== Set of tasks ==
1. Retype everything in the Liverpool article from "Why and how" down to "line than that.", word for word.
2. Can you sum up the article on Liverpool's disappointing season in two sentences?
3. Would you carry on the article about Liverpool's disappointing season from the point where it stops?

== Document section ==
>> START
Why and how too many Liverpool fans are in a perpetual state of self-made denial.

liverpool april 2015 header

After last season’s thrills, spills and ultimate belly ache there were high expectations heading into the new season.

But Liverpool’s season has been a disheartening, disjointed, limp mess. With six league games left their chances of finishing in the top four look remote and they were eliminated from both European competitions embarrassingly early by mediocre opposition. There’s still the FA Cup left to play for, but at this stage of the season there was supposed to be more on the line than that.

And so the inquest has begun. This dismal recidivism has become an integral feature of most Liverpool seasons during the last twenty years.

Regardless of whether these pre-season expectations of title contention were fair or realistic it would be prudent to first document why Liverpool is in this position. It all started with the departure of Luis Suarez to Barcelona. The club hierarchy could be criticised for agreeing to a binding release fee clause in his new contract, but even so, it only applied to foreign clubs and it ensured Liverpool received the third highest transfer fee in history. The main lesson to be gleaned from this is that even in a culture, and a sub-culture, obsessed with money, certain things are more valuable than it, and any team is likely to decline if you remove thirty-two goals from it. Only now do we fully appreciate that the influence Suarez’s manic esoteric style of play had was difficult to quantify before his departure, and confirmed as nearly impossible to replace after his sale. He encouraged fear and chaos in the minds of opposition defenders and simultaneously galvanised his teammates. Regardless of how you feel about Suarez, it would be foolish to deny that last season’s performances put him elite company, behind only Lionel Messi and Cristiano Ronaldo, clearly the world’s two best players.

Even with Suarez’s departure Liverpool had the resources and the players to build a competitive team. But things certainly haven’t gone to plan. Some of these wounds have been self-inflicted, others not. Nobody could account for Daniel Sturridge getting repeatedly injured throughout the season. Now the striker partnership that produced over fifty goals between it last season had been decimated. This was further compounded by several of the new signings, particularly the strikers, failing to integrate immediately and or performing poorly largely due to being ill-suited to the tactical and philosophical requirements of manager Brendan Rodgers. Daniel Agger was replaced by Dejan Lovren, who has been and is a catastrophe. Adam Lallana, Liverpool’s most expensive summer signing, appeared in all of Southampton’s league games last season, but has missed chunks of his debut Liverpool campaign due to injury. Steven Gerrard seems to have aged in dog years in six months. Jordan Henderson has come to believe that an effective midfield performance means continuously playing at a speed akin to a Golden Retriever chasing after a tennis ball, and that being made vice-captain, with the implied knowledge he’ll be made captain next season, means trying to replace Steven Gerrard by mimicking him. Sadly Henderson clearly lacks the skill, intelligence and inspirational qualities to carry it off and so Liverpool are left with an impoverished affectation of Gerrard instead of a player playing to his strengths.
>> END
== Data shown ==
>> START
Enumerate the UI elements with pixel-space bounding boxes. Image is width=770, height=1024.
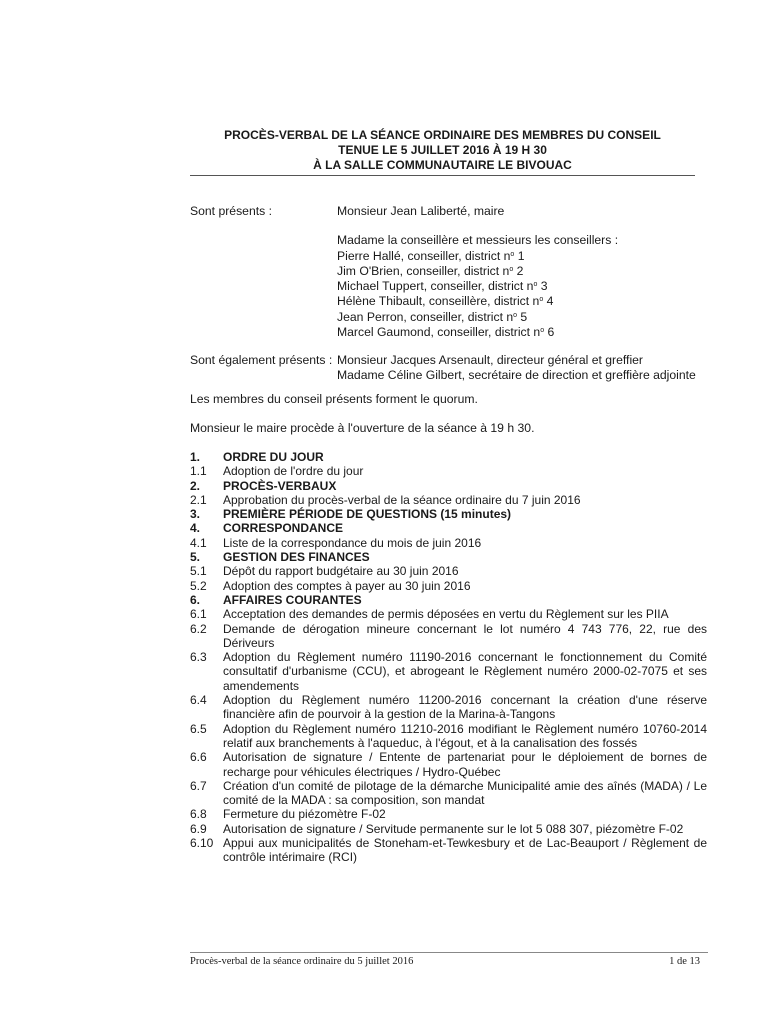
>> END
== Task results ==
1.
Why and how too many Liverpool fans are in a perpetual state of self-made denial.

liverpool april 2015 header

After last season’s thrills, spills and ultimate belly ache there were high expectations heading into the new season.

But Liverpool’s season has been a disheartening, disjointed, limp mess. With six league games left their chances of finishing in the top four look remote and they were eliminated from both European competitions embarrassingly early by mediocre opposition. There’s still the FA Cup left to play for, but at this stage of the season there was supposed to be more on the line than that.

2. Despite high expectations after the previous season, Liverpool's campaign has been a disjointed mess, with a top-four finish looking remote and early exits from both European competitions. The decline began with Luis Suarez's sale to Barcelona and was compounded by Daniel Sturridge's repeated injuries, new signings failing to integrate, and poor showings from players such as Dejan Lovren, Steven Gerrard and Jordan Henderson.

3.
Given all this, it was unsurprising that the early season performances and results were dismal. With the team struggling to score goals the pressure built and affected the confidence and form of many players. While Rodgers, even if it came too late, resorted to adaptation to help restore the confidence required to pull Liverpool back into the top six, it isn’t a long term solution or evolutionary step, and so Liverpool are essentially where they were six months into Rodgers’ tenure – a team with potential still to be realised.

While Rodgers has already proven he can develop a team from that position into contention, you can understand why Liverpool fans would be frustrated with him, the players and the ownership for finding themselves back where they started. After the debacle of the Hicks and Gillett tenure, which saw the club lose Rafael Benitez, Xabi Alonso and Champions League football all within the space of a year, followed by another period of instability (this time on the field only) after FSG salvaged the club from the brink, there was finally something to be positive about. If not ultimately the best, they had the most exciting team in the league, and it was young too. They’d waited five years ‘to be back’, only to take several steps back in a matter of months.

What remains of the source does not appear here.